═══ Input records ═══

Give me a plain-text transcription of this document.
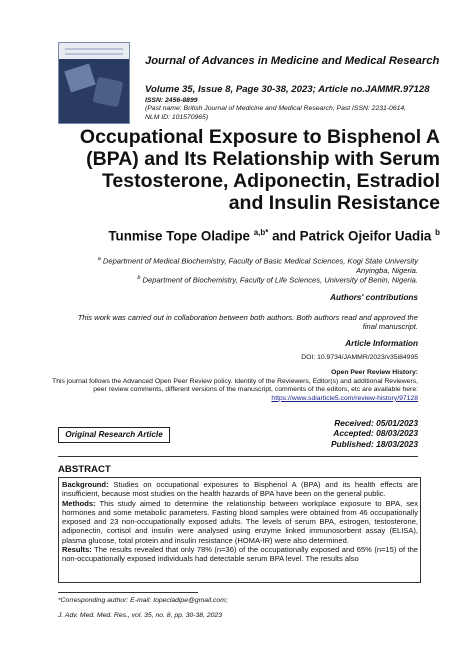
Journal of Advances in Medicine and Medical Research
Volume 35, Issue 8, Page 30-38, 2023; Article no.JAMMR.97128
ISSN: 2456-8899
(Past name: British Journal of Medicine and Medical Research, Past ISSN: 2231-0614,
NLM ID: 101570965)
Occupational Exposure to Bisphenol A
(BPA) and Its Relationship with Serum
Testosterone, Adiponectin, Estradiol
and Insulin Resistance
Tunmise Tope Oladipe $^{a,b*}$ and Patrick Ojeifor Uadia $^b$
$^a$ Department of Medical Biochemistry, Faculty of Basic Medical Sciences, Kogi State University
Anyingba, Nigeria.
$^b$ Department of Biochemistry, Faculty of Life Sciences, University of Benin, Nigeria.
Authors' contributions
This work was carried out in collaboration between both authors. Both authors read and approved the
final manuscript.
Article Information
DOI: 10.9734/JAMMR/2023/v35i84995
Open Peer Review History:
This journal follows the Advanced Open Peer Review policy. Identity of the Reviewers, Editor(s) and additional Reviewers,
peer review comments, different versions of the manuscript, comments of the editors, etc are available here:
https://www.sdiarticle5.com/review-history/97128
Original Research Article
Received: 05/01/2023
Accepted: 08/03/2023
Published: 18/03/2023
ABSTRACT
Background: Studies on occupational exposures to Bisphenol A (BPA) and its health effects are insufficient, because most studies on the health hazards of BPA have been on the general public.
Methods: This study aimed to determine the relationship between workplace exposure to BPA, sex hormones and some metabolic parameters. Fasting blood samples were obtained from 46 occupationally exposed and 23 non-occupationally exposed adults. The levels of serum BPA, estrogen, testosterone, adiponectin, cortisol and insulin were analysed using enzyme linked immunosorbent assay (ELISA), plasma glucose, total protein and insulin resistance (HOMA-IR) were also determined.
Results: The results revealed that only 78% (n=36) of the occupationally exposed and 65% (n=15) of the non-occupationally exposed individuals had detectable serum BPA level. The results also
*Corresponding author: E-mail: topecladipe@gmail.com;
J. Adv. Med. Med. Res., vol. 35, no. 8, pp. 30-38, 2023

═══

Assignment:
Among the lines above, find those with the word "between". Copy them.

Problem solution:
This work was carried out in collaboration between both authors. Both authors read and approved the
Methods: This study aimed to determine the relationship between workplace exposure to BPA, sex hormones and some metabolic parameters. Fasting blood samples were obtained from 46 occupationally exposed and 23 non-occupationally exposed adults. The levels of serum BPA, estrogen, testosterone, adiponectin, cortisol and insulin were analysed using enzyme linked immunosorbent assay (ELISA), plasma glucose, total protein and insulin resistance (HOMA-IR) were also determined.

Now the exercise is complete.